_Exercise_
Only the images are to be dropped; the records themselves must be repeated exactly.

_Records_
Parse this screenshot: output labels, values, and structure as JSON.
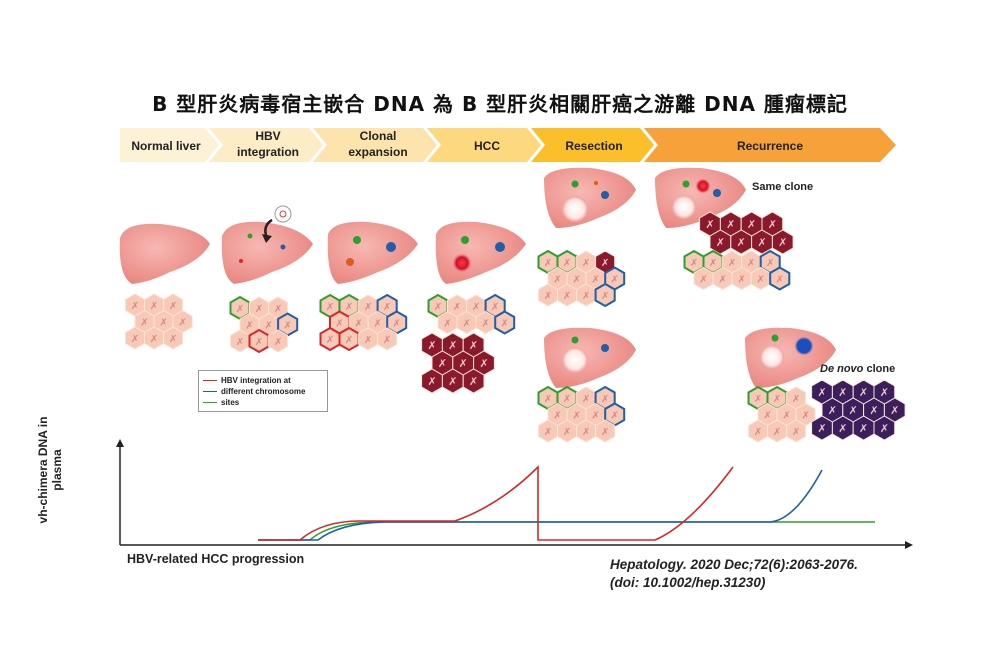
{
  "title": "B 型肝炎病毒宿主嵌合 DNA 為 B 型肝炎相關肝癌之游離 DNA 腫瘤標記",
  "stages": [
    {
      "line1": "Normal liver",
      "line2": ""
    },
    {
      "line1": "HBV",
      "line2": "integration"
    },
    {
      "line1": "Clonal",
      "line2": "expansion"
    },
    {
      "line1": "HCC",
      "line2": ""
    },
    {
      "line1": "Resection",
      "line2": ""
    },
    {
      "line1": "Recurrence",
      "line2": ""
    }
  ],
  "clones": {
    "same": "Same clone",
    "denovo_italic": "De novo",
    "denovo_rest": " clone"
  },
  "legend": {
    "items": [
      {
        "label": "HBV integration at",
        "color": "#d62728"
      },
      {
        "label": "different chromosome",
        "color": "#1f5fa8"
      },
      {
        "label": "sites",
        "color": "#2ca02c"
      }
    ]
  },
  "chart_data": {
    "type": "line",
    "ylabel": "vh-chimera DNA in plasma",
    "xlabel": "HBV-related HCC progression",
    "series": [
      {
        "name": "red",
        "color": "#d62728"
      },
      {
        "name": "blue",
        "color": "#1f5fa8"
      },
      {
        "name": "green",
        "color": "#2ca02c"
      }
    ]
  },
  "citation": {
    "line1": "Hepatology. 2020 Dec;72(6):2063-2076.",
    "line2": "(doi: 10.1002/hep.31230)"
  },
  "colors": {
    "liver": "#f29c98",
    "cell": "#f7c9b6",
    "tumor": "#8a1a2b",
    "denovo": "#3a1f5c"
  }
}
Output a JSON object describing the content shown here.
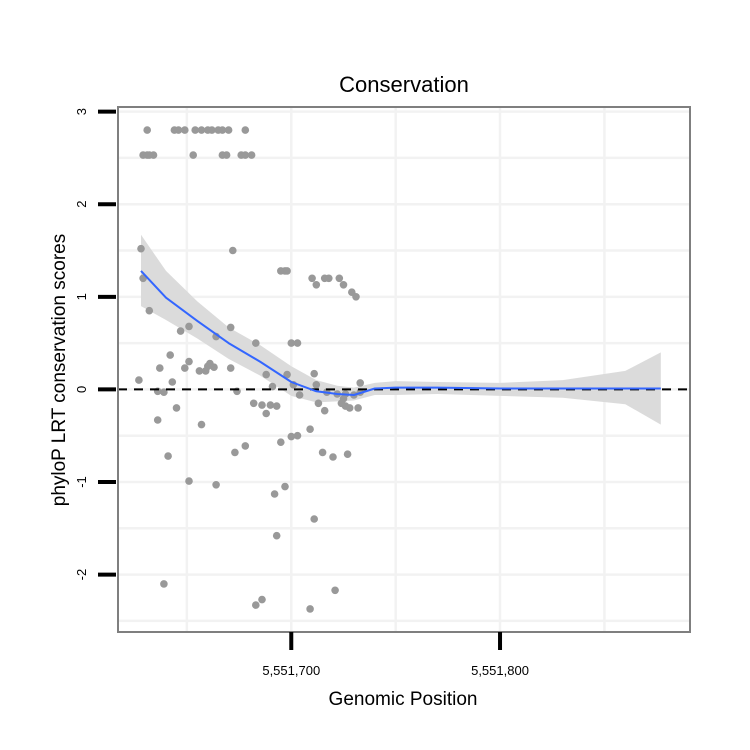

_Reply_
Parse this screenshot: output labels, values, and structure as JSON.
{
  "title": "B 型肝炎病毒宿主嵌合 DNA 為 B 型肝炎相關肝癌之游離 DNA 腫瘤標記",
  "stages": [
    {
      "line1": "Normal liver",
      "line2": ""
    },
    {
      "line1": "HBV",
      "line2": "integration"
    },
    {
      "line1": "Clonal",
      "line2": "expansion"
    },
    {
      "line1": "HCC",
      "line2": ""
    },
    {
      "line1": "Resection",
      "line2": ""
    },
    {
      "line1": "Recurrence",
      "line2": ""
    }
  ],
  "clones": {
    "same": "Same clone",
    "denovo_italic": "De novo",
    "denovo_rest": " clone"
  },
  "legend": {
    "items": [
      {
        "label": "HBV integration at",
        "color": "#d62728"
      },
      {
        "label": "different chromosome",
        "color": "#1f5fa8"
      },
      {
        "label": "sites",
        "color": "#2ca02c"
      }
    ]
  },
  "chart_data": {
    "type": "line",
    "ylabel": "vh-chimera DNA in plasma",
    "xlabel": "HBV-related HCC progression",
    "series": [
      {
        "name": "red",
        "color": "#d62728"
      },
      {
        "name": "blue",
        "color": "#1f5fa8"
      },
      {
        "name": "green",
        "color": "#2ca02c"
      }
    ]
  },
  "citation": {
    "line1": "Hepatology. 2020 Dec;72(6):2063-2076.",
    "line2": "(doi: 10.1002/hep.31230)"
  },
  "colors": {
    "liver": "#f29c98",
    "cell": "#f7c9b6",
    "tumor": "#8a1a2b",
    "denovo": "#3a1f5c"
  }
}
Output a JSON object describing the content shown here.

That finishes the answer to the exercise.